**Exercise details**: Nothing but the lines from the one containing "Convert this screenshot" to the end of the data should be returned, each exactly as written.

============

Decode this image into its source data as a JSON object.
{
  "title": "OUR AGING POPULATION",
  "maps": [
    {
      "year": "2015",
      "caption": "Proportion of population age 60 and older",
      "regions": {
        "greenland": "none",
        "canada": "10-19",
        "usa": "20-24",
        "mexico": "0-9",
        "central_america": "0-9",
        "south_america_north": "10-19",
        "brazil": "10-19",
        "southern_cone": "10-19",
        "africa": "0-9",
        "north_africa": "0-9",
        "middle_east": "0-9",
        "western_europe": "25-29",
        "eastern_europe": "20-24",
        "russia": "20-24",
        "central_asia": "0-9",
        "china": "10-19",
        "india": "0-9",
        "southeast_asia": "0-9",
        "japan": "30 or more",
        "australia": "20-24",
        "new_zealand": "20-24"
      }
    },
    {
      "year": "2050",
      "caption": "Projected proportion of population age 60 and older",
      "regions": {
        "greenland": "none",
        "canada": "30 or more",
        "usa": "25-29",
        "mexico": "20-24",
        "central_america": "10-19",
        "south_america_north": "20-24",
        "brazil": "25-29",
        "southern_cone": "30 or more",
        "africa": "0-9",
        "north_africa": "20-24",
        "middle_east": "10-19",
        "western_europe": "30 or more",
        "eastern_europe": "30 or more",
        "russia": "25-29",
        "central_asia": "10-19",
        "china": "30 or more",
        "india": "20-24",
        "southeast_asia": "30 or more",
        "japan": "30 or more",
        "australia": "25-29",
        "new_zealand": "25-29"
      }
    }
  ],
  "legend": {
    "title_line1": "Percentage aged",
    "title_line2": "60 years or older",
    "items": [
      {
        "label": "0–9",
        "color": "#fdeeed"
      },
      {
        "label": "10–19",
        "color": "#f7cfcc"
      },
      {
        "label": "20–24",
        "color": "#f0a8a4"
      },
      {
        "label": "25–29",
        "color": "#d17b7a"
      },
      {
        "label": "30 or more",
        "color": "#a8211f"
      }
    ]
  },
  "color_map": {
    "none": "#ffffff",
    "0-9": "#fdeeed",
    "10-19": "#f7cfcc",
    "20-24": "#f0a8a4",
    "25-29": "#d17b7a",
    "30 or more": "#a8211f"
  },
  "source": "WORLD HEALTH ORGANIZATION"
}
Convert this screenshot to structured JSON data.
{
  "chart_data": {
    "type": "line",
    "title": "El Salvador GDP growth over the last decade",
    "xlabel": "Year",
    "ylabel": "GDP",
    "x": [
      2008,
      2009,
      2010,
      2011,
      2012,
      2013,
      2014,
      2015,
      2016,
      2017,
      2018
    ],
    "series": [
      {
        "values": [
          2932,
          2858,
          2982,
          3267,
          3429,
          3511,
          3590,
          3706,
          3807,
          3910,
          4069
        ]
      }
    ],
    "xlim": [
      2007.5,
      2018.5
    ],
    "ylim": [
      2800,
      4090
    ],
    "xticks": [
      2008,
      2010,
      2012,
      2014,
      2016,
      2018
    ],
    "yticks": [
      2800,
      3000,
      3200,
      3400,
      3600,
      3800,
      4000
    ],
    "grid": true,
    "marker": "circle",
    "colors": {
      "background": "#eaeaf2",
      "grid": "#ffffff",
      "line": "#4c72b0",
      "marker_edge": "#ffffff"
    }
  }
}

============

**Written answer**:
Convert this screenshot to structured JSON data.
{
  "chart_data": {
    "type": "line",
    "title": "El Salvador GDP growth over the last decade",
    "xlabel": "Year",
    "ylabel": "GDP",
    "x": [
      2008,
      2009,
      2010,
      2011,
      2012,
      2013,
      2014,
      2015,
      2016,
      2017,
      2018
    ],
    "series": [
      {
        "values": [
          2932,
          2858,
          2982,
          3267,
          3429,
          3511,
          3590,
          3706,
          3807,
          3910,
          4069
        ]
      }
    ],
    "xlim": [
      2007.5,
      2018.5
    ],
    "ylim": [
      2800,
      4090
    ],
    "xticks": [
      2008,
      2010,
      2012,
      2014,
      2016,
      2018
    ],
    "yticks": [
      2800,
      3000,
      3200,
      3400,
      3600,
      3800,
      4000
    ],
    "grid": true,
    "marker": "circle",
    "colors": {
      "background": "#eaeaf2",
      "grid": "#ffffff",
      "line": "#4c72b0",
      "marker_edge": "#ffffff"
    }
  }
}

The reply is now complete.